Directive >>
Exclude the pictures and return every line exactly as written.

Data records

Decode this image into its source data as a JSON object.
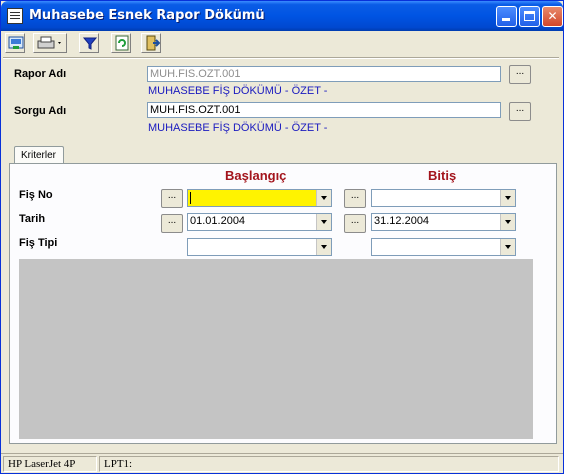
{
  "window": {
    "title": "Muhasebe Esnek Rapor Dökümü"
  },
  "form": {
    "rapor_label": "Rapor Adı",
    "rapor_value": "MUH.FIS.OZT.001",
    "rapor_desc": "MUHASEBE FİŞ DÖKÜMÜ - ÖZET -",
    "sorgu_label": "Sorgu Adı",
    "sorgu_value": "MUH.FIS.OZT.001",
    "sorgu_desc": "MUHASEBE FİŞ DÖKÜMÜ - ÖZET -",
    "lookup_button": "..."
  },
  "tabs": [
    {
      "label": "Kriterler"
    }
  ],
  "criteria": {
    "start_header": "Başlangıç",
    "end_header": "Bitiş",
    "rows": [
      {
        "label": "Fiş No",
        "start": "",
        "end": ""
      },
      {
        "label": "Tarih",
        "start": "01.01.2004",
        "end": "31.12.2004"
      },
      {
        "label": "Fiş Tipi",
        "start": "",
        "end": ""
      }
    ]
  },
  "statusbar": {
    "printer": "HP LaserJet 4P",
    "port": "LPT1:"
  },
  "colors": {
    "title_bar": "#0054e3",
    "header_red": "#a3141c",
    "desc_blue": "#1a1abf",
    "active_field": "#fff300"
  }
}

Correct response >>
Decode this image into its source data as a JSON object.
{
  "window": {
    "title": "Muhasebe Esnek Rapor Dökümü"
  },
  "form": {
    "rapor_label": "Rapor Adı",
    "rapor_value": "MUH.FIS.OZT.001",
    "rapor_desc": "MUHASEBE FİŞ DÖKÜMÜ - ÖZET -",
    "sorgu_label": "Sorgu Adı",
    "sorgu_value": "MUH.FIS.OZT.001",
    "sorgu_desc": "MUHASEBE FİŞ DÖKÜMÜ - ÖZET -",
    "lookup_button": "..."
  },
  "tabs": [
    {
      "label": "Kriterler"
    }
  ],
  "criteria": {
    "start_header": "Başlangıç",
    "end_header": "Bitiş",
    "rows": [
      {
        "label": "Fiş No",
        "start": "",
        "end": ""
      },
      {
        "label": "Tarih",
        "start": "01.01.2004",
        "end": "31.12.2004"
      },
      {
        "label": "Fiş Tipi",
        "start": "",
        "end": ""
      }
    ]
  },
  "statusbar": {
    "printer": "HP LaserJet 4P",
    "port": "LPT1:"
  },
  "colors": {
    "title_bar": "#0054e3",
    "header_red": "#a3141c",
    "desc_blue": "#1a1abf",
    "active_field": "#fff300"
  }
}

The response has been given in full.